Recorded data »
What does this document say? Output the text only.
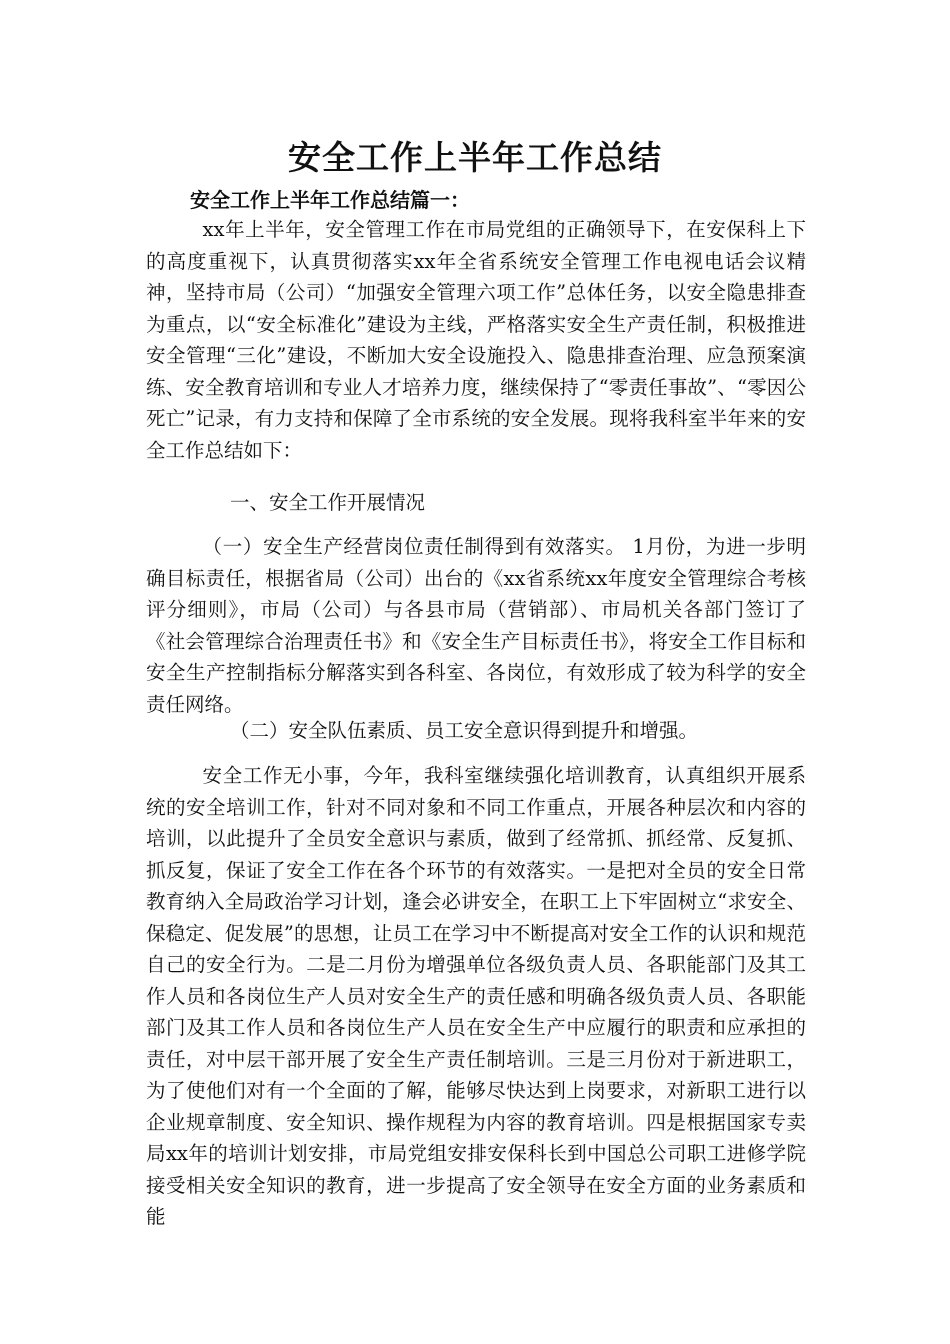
安全工作上半年工作总结
安全工作上半年工作总结篇一：

xx年上半年，安全管理工作在市局党组的正确领导下，在安保科上下的高度重视下，认真贯彻落实xx年全省系统安全管理工作电视电话会议精神，坚持市局（公司）“加强安全管理六项工作”总体任务，以安全隐患排查为重点，以“安全标准化”建设为主线，严格落实安全生产责任制，积极推进安全管理“三化”建设，不断加大安全设施投入、隐患排查治理、应急预案演练、安全教育培训和专业人才培养力度，继续保持了“零责任事故”、“零因公死亡”记录，有力支持和保障了全市系统的安全发展。现将我科室半年来的安全工作总结如下：

一、安全工作开展情况

（一）安全生产经营岗位责任制得到有效落实。 1月份，为进一步明确目标责任，根据省局（公司）出台的《xx省系统xx年度安全管理综合考核评分细则》，市局（公司）与各县市局（营销部）、市局机关各部门签订了《社会管理综合治理责任书》和《安全生产目标责任书》，将安全工作目标和安全生产控制指标分解落实到各科室、各岗位，有效形成了较为科学的安全责任网络。

（二）安全队伍素质、员工安全意识得到提升和增强。

安全工作无小事，今年，我科室继续强化培训教育，认真组织开展系统的安全培训工作，针对不同对象和不同工作重点，开展各种层次和内容的培训，以此提升了全员安全意识与素质，做到了经常抓、抓经常、反复抓、抓反复，保证了安全工作在各个环节的有效落实。一是把对全员的安全日常教育纳入全局政治学习计划，逢会必讲安全，在职工上下牢固树立“求安全、保稳定、促发展”的思想，让员工在学习中不断提高对安全工作的认识和规范自己的安全行为。二是二月份为增强单位各级负责人员、各职能部门及其工作人员和各岗位生产人员对安全生产的责任感和明确各级负责人员、各职能部门及其工作人员和各岗位生产人员在安全生产中应履行的职责和应承担的责任，对中层干部开展了安全生产责任制培训。三是三月份对于新进职工，为了使他们对有一个全面的了解，能够尽快达到上岗要求，对新职工进行以企业规章制度、安全知识、操作规程为内容的教育培训。四是根据国家专卖局xx年的培训计划安排，市局党组安排安保科长到中国总公司职工进修学院接受相关安全知识的教育，进一步提高了安全领导在安全方面的业务素质和能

Task brief » Print out the lines exactly, skipping any picture.

Expected answer »
What does this document say? Output the text only.
安全工作上半年工作总结
安全工作上半年工作总结篇一：

xx年上半年，安全管理工作在市局党组的正确领导下，在安保科上下的高度重视下，认真贯彻落实xx年全省系统安全管理工作电视电话会议精神，坚持市局（公司）“加强安全管理六项工作”总体任务，以安全隐患排查为重点，以“安全标准化”建设为主线，严格落实安全生产责任制，积极推进安全管理“三化”建设，不断加大安全设施投入、隐患排查治理、应急预案演练、安全教育培训和专业人才培养力度，继续保持了“零责任事故”、“零因公死亡”记录，有力支持和保障了全市系统的安全发展。现将我科室半年来的安全工作总结如下：

一、安全工作开展情况

（一）安全生产经营岗位责任制得到有效落实。 1月份，为进一步明确目标责任，根据省局（公司）出台的《xx省系统xx年度安全管理综合考核评分细则》，市局（公司）与各县市局（营销部）、市局机关各部门签订了《社会管理综合治理责任书》和《安全生产目标责任书》，将安全工作目标和安全生产控制指标分解落实到各科室、各岗位，有效形成了较为科学的安全责任网络。

（二）安全队伍素质、员工安全意识得到提升和增强。

安全工作无小事，今年，我科室继续强化培训教育，认真组织开展系统的安全培训工作，针对不同对象和不同工作重点，开展各种层次和内容的培训，以此提升了全员安全意识与素质，做到了经常抓、抓经常、反复抓、抓反复，保证了安全工作在各个环节的有效落实。一是把对全员的安全日常教育纳入全局政治学习计划，逢会必讲安全，在职工上下牢固树立“求安全、保稳定、促发展”的思想，让员工在学习中不断提高对安全工作的认识和规范自己的安全行为。二是二月份为增强单位各级负责人员、各职能部门及其工作人员和各岗位生产人员对安全生产的责任感和明确各级负责人员、各职能部门及其工作人员和各岗位生产人员在安全生产中应履行的职责和应承担的责任，对中层干部开展了安全生产责任制培训。三是三月份对于新进职工，为了使他们对有一个全面的了解，能够尽快达到上岗要求，对新职工进行以企业规章制度、安全知识、操作规程为内容的教育培训。四是根据国家专卖局xx年的培训计划安排，市局党组安排安保科长到中国总公司职工进修学院接受相关安全知识的教育，进一步提高了安全领导在安全方面的业务素质和能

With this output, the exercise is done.